▶ [Task]
Please determine how many lines of the material include the word "celý", and respond with nothing but that number.

[Data entries]
## begin

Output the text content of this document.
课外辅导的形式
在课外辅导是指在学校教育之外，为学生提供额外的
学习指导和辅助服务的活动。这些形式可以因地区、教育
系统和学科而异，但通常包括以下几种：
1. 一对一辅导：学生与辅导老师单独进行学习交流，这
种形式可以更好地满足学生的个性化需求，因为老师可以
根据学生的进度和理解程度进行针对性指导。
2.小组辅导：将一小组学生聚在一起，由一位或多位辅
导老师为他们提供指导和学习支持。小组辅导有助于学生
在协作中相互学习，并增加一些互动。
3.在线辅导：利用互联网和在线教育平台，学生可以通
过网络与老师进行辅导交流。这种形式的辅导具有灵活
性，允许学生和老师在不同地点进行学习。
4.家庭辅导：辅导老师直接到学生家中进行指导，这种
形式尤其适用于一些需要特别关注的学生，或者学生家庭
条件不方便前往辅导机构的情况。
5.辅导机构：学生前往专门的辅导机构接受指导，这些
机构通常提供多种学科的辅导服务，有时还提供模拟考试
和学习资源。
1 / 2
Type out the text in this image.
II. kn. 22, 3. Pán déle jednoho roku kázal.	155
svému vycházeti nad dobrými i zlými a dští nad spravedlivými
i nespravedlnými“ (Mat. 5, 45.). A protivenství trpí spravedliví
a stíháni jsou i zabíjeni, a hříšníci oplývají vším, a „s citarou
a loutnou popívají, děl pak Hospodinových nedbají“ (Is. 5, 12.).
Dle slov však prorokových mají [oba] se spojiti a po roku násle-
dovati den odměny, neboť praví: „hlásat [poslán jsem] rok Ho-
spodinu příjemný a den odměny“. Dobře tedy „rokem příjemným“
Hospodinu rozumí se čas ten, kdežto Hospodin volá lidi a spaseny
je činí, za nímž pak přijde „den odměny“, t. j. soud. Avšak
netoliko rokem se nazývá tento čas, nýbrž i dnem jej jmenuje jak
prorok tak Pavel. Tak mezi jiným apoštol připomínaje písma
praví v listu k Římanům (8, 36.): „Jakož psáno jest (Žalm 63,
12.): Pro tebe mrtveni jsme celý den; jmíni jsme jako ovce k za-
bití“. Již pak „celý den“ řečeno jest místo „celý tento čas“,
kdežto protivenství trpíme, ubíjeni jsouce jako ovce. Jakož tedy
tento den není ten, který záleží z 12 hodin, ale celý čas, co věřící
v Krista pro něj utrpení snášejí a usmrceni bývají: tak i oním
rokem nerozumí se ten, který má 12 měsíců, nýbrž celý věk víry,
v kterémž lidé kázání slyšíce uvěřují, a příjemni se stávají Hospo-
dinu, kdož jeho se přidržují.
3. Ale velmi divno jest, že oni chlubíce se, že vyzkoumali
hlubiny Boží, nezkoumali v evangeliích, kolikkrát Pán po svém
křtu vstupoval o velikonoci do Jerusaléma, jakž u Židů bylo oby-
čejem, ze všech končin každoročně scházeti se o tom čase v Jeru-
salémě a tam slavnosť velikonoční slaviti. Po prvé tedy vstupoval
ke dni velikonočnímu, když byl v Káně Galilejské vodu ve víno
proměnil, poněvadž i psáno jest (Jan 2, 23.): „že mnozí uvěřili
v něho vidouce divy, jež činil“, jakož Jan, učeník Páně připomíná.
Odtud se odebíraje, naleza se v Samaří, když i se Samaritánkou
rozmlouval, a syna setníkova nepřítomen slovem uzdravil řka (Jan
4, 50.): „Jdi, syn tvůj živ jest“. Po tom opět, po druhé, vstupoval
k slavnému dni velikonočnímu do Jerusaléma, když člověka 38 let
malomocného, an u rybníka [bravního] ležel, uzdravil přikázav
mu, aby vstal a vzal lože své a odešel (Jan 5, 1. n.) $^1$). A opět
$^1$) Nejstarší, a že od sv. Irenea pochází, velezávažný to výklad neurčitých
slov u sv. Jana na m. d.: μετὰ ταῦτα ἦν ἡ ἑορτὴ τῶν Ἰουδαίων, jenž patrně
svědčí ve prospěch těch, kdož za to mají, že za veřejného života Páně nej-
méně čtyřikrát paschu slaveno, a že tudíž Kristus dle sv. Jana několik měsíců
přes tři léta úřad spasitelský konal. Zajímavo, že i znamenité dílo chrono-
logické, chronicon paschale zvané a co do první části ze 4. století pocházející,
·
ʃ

## end

▶ [Reply]
4